— Start MATERIAL SHOWN —
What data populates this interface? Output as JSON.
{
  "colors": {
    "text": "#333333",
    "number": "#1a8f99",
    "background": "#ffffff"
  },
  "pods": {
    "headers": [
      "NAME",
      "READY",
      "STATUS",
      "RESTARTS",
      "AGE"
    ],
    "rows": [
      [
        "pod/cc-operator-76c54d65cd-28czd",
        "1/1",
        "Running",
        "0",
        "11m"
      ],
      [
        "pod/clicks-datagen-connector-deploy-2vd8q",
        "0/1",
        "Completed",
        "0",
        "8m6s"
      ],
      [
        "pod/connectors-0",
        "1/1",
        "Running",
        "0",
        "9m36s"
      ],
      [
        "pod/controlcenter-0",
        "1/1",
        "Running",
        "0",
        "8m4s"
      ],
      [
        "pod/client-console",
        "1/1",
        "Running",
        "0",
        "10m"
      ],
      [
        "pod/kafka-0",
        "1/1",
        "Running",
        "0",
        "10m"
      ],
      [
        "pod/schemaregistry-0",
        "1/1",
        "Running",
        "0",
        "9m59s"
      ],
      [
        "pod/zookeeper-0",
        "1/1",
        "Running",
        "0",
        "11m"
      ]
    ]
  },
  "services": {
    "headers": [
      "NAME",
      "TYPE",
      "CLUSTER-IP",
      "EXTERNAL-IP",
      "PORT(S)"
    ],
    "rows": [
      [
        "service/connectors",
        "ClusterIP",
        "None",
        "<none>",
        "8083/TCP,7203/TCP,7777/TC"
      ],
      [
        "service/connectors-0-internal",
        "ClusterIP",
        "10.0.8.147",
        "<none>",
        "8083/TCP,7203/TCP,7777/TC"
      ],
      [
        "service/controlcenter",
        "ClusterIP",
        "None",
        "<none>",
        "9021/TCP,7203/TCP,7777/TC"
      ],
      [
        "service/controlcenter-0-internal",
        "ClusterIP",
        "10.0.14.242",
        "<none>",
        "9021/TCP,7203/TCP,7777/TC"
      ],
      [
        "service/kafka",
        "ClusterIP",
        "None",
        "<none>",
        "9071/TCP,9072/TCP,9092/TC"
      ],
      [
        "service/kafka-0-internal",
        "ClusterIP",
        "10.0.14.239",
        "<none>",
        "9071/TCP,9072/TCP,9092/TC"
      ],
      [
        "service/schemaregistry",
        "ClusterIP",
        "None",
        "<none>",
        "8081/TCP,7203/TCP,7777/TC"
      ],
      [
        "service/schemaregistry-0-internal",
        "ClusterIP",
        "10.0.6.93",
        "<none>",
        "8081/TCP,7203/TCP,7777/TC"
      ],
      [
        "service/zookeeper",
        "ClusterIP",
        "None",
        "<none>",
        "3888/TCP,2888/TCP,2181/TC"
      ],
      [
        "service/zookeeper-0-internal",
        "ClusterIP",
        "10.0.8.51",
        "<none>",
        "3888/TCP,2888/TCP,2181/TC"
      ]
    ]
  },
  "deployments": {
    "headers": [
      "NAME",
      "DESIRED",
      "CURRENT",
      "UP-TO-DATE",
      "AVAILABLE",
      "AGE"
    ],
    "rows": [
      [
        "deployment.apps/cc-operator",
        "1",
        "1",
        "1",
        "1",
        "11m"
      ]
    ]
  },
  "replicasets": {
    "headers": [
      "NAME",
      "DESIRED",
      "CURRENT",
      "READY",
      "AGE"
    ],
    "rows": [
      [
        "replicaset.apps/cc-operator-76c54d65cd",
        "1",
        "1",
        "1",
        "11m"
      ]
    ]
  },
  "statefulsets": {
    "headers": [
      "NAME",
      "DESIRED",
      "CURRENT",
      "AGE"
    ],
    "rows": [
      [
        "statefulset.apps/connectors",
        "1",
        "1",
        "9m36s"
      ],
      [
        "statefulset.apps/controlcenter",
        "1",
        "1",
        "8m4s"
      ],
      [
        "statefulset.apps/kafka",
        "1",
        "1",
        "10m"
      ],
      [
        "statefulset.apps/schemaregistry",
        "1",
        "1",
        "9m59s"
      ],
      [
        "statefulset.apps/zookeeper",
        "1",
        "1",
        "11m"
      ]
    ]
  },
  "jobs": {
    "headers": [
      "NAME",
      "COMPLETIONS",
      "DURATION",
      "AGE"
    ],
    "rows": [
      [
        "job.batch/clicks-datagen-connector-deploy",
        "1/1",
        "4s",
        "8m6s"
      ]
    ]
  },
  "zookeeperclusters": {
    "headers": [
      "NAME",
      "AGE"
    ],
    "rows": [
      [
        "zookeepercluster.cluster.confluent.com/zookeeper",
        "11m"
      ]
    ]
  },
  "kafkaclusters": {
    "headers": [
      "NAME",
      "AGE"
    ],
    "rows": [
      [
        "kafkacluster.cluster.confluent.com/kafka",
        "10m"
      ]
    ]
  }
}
— End MATERIAL SHOWN —
- **CHALLENGE**
Say how many lines of the data hold the string "connectors". Reply with the number alone.

- **REPLY**
4